━━━ Raw data

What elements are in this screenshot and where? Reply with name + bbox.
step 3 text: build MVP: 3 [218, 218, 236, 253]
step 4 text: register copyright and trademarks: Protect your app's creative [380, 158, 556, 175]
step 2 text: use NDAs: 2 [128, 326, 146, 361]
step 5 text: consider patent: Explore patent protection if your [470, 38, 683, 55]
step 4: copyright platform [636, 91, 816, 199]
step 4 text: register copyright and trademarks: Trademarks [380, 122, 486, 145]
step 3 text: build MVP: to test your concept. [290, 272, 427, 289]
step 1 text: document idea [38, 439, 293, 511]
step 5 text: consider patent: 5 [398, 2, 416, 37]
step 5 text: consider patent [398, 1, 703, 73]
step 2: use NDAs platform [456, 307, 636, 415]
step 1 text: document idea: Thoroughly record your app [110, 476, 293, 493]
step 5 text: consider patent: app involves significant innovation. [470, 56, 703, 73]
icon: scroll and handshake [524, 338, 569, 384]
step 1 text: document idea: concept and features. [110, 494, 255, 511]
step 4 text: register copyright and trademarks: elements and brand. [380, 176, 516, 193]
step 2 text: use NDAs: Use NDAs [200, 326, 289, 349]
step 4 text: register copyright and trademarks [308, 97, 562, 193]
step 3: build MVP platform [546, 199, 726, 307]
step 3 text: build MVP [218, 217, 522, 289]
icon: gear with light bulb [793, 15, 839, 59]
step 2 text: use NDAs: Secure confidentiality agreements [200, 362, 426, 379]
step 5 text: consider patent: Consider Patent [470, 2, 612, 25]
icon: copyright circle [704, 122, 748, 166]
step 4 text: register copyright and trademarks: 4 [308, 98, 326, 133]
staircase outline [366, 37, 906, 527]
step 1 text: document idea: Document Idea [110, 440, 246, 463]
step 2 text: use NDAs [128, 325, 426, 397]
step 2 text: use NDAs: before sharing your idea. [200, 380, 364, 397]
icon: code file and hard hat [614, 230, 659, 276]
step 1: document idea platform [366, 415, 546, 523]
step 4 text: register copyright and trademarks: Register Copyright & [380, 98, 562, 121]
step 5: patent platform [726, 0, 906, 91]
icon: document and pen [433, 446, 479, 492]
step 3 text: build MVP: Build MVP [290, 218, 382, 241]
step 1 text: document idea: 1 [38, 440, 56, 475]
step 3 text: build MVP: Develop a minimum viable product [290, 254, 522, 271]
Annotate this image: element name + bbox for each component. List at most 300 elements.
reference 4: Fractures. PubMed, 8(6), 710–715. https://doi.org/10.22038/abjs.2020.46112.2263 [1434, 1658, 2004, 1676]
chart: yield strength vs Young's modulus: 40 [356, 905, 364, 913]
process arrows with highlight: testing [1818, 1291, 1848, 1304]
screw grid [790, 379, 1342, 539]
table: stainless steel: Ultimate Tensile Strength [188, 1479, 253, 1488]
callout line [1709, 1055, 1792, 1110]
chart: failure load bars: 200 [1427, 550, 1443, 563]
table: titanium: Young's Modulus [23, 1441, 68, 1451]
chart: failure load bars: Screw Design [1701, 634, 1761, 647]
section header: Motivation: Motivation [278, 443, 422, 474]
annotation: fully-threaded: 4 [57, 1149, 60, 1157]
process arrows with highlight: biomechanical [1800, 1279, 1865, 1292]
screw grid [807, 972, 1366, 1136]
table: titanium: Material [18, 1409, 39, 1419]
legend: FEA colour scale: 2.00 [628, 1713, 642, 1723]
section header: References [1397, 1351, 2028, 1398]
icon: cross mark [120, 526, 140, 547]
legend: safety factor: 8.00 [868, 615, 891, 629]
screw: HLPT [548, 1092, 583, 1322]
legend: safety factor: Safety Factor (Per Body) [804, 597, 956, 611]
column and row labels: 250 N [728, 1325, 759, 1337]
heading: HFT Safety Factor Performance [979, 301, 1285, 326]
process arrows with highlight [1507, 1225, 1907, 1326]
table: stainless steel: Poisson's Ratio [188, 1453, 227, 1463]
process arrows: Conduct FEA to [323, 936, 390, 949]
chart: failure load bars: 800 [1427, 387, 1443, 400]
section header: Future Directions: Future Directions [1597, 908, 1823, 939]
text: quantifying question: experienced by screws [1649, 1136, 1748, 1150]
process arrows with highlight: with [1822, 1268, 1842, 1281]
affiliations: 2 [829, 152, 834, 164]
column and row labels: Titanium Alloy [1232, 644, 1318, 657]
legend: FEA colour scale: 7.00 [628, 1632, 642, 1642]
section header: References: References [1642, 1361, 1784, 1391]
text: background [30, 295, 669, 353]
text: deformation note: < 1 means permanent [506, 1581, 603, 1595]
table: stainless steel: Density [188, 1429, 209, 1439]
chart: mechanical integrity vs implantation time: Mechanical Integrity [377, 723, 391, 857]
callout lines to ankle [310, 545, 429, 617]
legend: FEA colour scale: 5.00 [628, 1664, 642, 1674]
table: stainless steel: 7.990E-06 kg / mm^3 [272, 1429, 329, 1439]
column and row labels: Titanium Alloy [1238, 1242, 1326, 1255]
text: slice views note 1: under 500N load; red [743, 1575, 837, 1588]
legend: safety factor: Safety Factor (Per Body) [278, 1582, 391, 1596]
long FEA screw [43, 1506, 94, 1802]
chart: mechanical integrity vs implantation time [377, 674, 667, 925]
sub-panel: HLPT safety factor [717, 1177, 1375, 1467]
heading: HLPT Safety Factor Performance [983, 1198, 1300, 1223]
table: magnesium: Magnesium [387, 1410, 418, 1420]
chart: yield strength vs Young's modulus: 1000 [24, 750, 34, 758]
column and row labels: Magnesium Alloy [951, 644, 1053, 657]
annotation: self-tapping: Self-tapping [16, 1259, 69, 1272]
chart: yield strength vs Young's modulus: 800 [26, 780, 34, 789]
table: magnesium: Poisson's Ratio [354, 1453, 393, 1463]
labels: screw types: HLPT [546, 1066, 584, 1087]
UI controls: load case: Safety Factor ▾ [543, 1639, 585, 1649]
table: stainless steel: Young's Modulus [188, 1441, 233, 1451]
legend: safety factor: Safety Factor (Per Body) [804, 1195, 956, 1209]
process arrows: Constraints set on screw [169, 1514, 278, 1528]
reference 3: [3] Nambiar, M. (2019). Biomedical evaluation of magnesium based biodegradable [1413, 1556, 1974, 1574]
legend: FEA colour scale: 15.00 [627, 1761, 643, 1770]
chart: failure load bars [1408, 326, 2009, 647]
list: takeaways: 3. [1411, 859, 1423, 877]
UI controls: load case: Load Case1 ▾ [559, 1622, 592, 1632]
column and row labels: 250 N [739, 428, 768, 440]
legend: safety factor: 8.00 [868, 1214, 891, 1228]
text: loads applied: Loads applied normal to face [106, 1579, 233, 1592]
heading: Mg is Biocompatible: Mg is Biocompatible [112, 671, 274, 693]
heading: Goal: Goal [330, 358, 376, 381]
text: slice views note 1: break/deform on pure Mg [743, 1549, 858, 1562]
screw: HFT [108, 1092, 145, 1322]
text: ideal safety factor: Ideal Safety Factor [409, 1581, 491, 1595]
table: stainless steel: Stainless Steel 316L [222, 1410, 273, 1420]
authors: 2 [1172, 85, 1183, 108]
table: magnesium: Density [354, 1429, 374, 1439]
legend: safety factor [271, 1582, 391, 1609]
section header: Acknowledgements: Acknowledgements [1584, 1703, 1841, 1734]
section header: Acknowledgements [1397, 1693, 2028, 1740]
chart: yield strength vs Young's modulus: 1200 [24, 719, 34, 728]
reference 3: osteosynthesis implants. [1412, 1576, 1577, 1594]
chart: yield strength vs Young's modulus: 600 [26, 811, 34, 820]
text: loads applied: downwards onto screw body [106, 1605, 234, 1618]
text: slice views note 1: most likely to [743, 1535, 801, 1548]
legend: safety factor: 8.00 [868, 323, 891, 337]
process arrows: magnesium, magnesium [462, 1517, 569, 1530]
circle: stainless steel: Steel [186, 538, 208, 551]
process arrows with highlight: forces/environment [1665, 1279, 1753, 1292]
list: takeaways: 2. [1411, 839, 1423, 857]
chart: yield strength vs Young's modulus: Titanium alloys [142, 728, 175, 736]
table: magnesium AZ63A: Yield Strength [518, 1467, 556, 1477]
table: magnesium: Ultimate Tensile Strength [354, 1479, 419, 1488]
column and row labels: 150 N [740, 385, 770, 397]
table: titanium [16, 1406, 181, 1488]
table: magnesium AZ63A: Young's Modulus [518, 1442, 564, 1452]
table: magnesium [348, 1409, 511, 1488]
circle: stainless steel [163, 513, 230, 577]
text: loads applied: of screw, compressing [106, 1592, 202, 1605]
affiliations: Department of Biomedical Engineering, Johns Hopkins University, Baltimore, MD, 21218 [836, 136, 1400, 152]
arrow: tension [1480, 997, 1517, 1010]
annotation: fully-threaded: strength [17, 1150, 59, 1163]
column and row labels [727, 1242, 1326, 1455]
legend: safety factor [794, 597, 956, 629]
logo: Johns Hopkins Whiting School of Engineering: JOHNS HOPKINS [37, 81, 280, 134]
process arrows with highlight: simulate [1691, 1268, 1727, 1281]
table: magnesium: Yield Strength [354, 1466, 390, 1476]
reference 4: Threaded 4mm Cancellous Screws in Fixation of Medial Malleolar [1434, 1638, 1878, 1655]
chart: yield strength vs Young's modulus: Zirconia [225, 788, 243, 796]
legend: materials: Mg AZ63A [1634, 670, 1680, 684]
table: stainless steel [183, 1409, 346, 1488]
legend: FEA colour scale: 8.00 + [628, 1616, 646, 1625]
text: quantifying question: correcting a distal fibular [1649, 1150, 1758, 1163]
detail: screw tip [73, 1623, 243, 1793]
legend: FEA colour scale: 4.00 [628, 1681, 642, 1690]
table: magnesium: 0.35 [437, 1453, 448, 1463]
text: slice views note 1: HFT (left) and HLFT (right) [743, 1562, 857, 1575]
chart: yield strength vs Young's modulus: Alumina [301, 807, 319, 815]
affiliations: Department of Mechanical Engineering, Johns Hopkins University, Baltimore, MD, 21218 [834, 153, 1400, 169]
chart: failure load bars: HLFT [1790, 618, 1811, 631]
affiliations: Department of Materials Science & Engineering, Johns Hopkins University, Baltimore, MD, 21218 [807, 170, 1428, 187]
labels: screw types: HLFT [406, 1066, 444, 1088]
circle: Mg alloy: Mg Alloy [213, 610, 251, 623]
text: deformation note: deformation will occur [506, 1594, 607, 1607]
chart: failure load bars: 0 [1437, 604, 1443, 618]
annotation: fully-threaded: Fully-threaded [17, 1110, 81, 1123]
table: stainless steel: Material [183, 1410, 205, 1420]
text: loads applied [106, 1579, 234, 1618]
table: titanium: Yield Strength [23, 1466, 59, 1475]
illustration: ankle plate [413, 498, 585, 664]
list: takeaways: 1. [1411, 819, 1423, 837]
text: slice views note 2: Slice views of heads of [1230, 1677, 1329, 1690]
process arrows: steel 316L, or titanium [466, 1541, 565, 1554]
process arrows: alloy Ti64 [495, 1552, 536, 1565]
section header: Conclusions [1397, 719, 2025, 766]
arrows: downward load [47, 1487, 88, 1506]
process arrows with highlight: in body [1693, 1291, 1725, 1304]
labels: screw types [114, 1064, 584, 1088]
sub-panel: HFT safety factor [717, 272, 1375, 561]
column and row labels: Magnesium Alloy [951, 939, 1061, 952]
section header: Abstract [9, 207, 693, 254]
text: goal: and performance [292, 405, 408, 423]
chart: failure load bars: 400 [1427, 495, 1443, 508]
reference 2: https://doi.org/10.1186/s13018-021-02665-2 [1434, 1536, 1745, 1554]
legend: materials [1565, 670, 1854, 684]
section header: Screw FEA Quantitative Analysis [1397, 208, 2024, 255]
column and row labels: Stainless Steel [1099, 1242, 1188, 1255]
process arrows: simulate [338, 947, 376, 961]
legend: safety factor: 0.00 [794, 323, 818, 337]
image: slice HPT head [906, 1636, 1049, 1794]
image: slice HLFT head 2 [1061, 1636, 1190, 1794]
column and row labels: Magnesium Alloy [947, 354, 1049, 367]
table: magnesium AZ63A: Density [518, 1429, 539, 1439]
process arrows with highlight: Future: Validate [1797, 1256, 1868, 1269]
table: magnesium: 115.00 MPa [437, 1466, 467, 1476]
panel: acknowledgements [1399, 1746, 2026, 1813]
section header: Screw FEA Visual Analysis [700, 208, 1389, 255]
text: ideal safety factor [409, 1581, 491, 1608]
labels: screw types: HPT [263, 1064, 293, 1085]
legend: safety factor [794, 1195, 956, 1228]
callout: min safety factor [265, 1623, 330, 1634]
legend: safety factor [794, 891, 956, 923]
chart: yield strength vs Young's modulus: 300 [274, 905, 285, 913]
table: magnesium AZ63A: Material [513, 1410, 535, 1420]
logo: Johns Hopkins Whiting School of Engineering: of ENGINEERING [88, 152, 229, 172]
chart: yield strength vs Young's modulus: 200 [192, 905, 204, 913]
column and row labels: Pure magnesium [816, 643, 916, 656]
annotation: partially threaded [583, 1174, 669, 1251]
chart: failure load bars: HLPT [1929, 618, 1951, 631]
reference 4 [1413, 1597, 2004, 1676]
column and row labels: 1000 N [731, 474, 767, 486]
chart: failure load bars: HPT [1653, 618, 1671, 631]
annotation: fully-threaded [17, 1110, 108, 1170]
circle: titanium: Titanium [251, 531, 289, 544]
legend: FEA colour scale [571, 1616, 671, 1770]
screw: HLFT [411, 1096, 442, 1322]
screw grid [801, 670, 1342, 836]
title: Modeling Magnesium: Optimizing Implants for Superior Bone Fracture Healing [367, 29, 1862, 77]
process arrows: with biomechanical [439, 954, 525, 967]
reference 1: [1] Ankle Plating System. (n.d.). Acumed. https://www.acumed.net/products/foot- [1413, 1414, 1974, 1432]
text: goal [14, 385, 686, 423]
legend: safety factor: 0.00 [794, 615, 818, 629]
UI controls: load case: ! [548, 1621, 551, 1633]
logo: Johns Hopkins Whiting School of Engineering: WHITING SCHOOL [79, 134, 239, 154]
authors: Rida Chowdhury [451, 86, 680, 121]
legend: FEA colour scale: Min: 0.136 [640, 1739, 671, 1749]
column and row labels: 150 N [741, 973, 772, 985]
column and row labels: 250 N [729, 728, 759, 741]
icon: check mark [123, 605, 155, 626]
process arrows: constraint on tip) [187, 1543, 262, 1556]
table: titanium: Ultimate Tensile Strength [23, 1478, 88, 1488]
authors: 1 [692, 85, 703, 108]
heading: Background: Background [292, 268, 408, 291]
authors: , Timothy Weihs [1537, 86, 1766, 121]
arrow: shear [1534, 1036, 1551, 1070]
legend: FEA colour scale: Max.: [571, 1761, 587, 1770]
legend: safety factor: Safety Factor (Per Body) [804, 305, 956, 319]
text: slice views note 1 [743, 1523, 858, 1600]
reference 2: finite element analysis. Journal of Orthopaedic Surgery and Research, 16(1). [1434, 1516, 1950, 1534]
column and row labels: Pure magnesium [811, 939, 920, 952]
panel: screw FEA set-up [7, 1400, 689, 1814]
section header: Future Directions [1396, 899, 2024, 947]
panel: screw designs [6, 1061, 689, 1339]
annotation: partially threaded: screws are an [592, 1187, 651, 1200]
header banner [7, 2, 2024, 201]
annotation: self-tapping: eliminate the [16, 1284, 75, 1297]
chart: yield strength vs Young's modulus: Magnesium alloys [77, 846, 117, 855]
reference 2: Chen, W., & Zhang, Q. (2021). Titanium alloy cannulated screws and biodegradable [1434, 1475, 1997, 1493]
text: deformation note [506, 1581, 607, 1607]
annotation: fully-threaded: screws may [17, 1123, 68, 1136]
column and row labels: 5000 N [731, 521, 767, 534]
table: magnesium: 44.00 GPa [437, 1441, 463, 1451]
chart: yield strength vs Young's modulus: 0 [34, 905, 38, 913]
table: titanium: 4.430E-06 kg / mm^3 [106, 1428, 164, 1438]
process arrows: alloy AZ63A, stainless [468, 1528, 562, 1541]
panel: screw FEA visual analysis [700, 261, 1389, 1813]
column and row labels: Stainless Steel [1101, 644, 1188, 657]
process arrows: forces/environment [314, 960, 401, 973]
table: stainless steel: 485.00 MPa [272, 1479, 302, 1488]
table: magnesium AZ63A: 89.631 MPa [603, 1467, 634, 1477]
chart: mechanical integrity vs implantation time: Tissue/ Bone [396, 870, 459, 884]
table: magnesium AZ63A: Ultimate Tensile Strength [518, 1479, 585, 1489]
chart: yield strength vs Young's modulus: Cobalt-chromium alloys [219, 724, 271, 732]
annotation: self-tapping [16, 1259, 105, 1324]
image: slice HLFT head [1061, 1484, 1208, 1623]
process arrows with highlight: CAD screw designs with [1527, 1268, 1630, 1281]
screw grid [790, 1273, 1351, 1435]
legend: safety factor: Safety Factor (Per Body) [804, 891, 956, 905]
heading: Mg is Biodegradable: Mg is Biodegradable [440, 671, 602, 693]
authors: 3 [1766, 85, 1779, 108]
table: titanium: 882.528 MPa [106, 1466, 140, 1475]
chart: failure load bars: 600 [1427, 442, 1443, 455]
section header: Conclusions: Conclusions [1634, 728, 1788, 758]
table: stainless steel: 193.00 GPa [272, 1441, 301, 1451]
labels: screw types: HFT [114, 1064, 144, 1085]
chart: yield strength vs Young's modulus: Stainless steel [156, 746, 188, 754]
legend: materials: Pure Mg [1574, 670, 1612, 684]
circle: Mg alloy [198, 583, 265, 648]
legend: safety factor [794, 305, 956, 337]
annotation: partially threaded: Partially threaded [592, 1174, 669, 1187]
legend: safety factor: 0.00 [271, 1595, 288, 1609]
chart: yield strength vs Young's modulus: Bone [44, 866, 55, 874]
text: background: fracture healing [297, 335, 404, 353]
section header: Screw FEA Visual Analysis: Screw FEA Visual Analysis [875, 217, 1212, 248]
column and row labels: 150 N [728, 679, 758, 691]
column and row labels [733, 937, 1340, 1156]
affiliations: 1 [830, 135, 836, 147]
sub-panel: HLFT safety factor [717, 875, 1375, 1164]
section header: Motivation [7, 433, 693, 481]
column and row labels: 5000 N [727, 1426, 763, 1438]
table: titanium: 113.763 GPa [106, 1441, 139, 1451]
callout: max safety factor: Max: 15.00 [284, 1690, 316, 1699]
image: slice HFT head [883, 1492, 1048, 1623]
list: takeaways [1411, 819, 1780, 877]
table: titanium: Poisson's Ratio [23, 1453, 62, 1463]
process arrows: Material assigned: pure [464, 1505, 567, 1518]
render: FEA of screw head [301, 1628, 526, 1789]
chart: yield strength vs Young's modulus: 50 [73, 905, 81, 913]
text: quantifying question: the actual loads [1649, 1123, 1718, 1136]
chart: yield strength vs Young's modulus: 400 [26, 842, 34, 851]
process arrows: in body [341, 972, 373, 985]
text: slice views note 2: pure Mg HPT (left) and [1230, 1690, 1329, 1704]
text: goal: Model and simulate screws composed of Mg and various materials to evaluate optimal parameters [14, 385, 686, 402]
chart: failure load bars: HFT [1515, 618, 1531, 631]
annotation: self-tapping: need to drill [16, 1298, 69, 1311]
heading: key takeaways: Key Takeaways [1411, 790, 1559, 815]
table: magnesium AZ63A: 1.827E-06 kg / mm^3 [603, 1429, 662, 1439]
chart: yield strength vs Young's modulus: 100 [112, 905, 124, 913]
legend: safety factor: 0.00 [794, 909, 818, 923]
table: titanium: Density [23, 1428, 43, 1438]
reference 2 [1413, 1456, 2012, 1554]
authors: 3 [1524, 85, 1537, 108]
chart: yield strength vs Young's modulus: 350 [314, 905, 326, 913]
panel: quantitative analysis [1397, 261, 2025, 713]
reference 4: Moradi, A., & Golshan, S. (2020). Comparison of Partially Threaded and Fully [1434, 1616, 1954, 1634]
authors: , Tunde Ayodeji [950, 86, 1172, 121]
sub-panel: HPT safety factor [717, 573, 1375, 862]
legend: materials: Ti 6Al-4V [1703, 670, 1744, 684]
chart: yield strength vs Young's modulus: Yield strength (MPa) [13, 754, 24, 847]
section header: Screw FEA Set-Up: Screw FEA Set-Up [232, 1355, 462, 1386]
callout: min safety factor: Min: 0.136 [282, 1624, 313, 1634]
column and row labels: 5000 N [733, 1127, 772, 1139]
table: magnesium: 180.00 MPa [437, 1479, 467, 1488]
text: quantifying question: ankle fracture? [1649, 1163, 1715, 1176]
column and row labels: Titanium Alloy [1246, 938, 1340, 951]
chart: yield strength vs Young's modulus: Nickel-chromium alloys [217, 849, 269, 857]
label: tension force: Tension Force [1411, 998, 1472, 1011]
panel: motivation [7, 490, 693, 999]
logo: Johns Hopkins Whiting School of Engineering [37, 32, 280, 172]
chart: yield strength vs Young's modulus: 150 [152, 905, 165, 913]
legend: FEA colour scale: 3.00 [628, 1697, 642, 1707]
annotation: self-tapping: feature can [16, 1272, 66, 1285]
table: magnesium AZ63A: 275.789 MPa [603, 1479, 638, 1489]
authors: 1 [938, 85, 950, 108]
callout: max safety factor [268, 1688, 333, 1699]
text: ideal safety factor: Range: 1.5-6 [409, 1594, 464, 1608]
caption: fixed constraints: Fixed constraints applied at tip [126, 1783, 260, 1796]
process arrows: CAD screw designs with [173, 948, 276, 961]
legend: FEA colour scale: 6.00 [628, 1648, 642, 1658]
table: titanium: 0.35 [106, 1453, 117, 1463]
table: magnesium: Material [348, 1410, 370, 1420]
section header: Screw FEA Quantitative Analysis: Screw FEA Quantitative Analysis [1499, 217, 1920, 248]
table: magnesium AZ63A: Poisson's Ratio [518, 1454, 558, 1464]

━━━━━━

● Aim: Can you render the part of the records that opens with the very first line and closes with the line containing "step 1 text: document idea: Document", both included, as a numbered list with blank lines left out?

● Reply to the exercise:
1. What elements are in this screenshot and where? Reply with name + bbox.
2. step 3 text: build MVP: 3 [218, 218, 236, 253]
3. step 4 text: register copyright and trademarks: Protect your app's creative [380, 158, 556, 175]
4. step 2 text: use NDAs: 2 [128, 326, 146, 361]
5. step 5 text: consider patent: Explore patent protection if your [470, 38, 683, 55]
6. step 4: copyright platform [636, 91, 816, 199]
7. step 4 text: register copyright and trademarks: Trademarks [380, 122, 486, 145]
8. step 3 text: build MVP: to test your concept. [290, 272, 427, 289]
9. step 1 text: document idea [38, 439, 293, 511]
10. step 5 text: consider patent: 5 [398, 2, 416, 37]
11. step 5 text: consider patent [398, 1, 703, 73]
12. step 2: use NDAs platform [456, 307, 636, 415]
13. step 1 text: document idea: Thoroughly record your app [110, 476, 293, 493]
14. step 5 text: consider patent: app involves significant innovation. [470, 56, 703, 73]
15. icon: scroll and handshake [524, 338, 569, 384]
16. step 1 text: document idea: concept and features. [110, 494, 255, 511]
17. step 4 text: register copyright and trademarks: elements and brand. [380, 176, 516, 193]
18. step 2 text: use NDAs: Use NDAs [200, 326, 289, 349]
19. step 4 text: register copyright and trademarks [308, 97, 562, 193]
20. step 3: build MVP platform [546, 199, 726, 307]
21. step 3 text: build MVP [218, 217, 522, 289]
22. icon: gear with light bulb [793, 15, 839, 59]
23. step 2 text: use NDAs: Secure confidentiality agreements [200, 362, 426, 379]
24. step 5 text: consider patent: Consider Patent [470, 2, 612, 25]
25. icon: copyright circle [704, 122, 748, 166]
26. step 4 text: register copyright and trademarks: 4 [308, 98, 326, 133]
27. staircase outline [366, 37, 906, 527]
28. step 1 text: document idea: Document Idea [110, 440, 246, 463]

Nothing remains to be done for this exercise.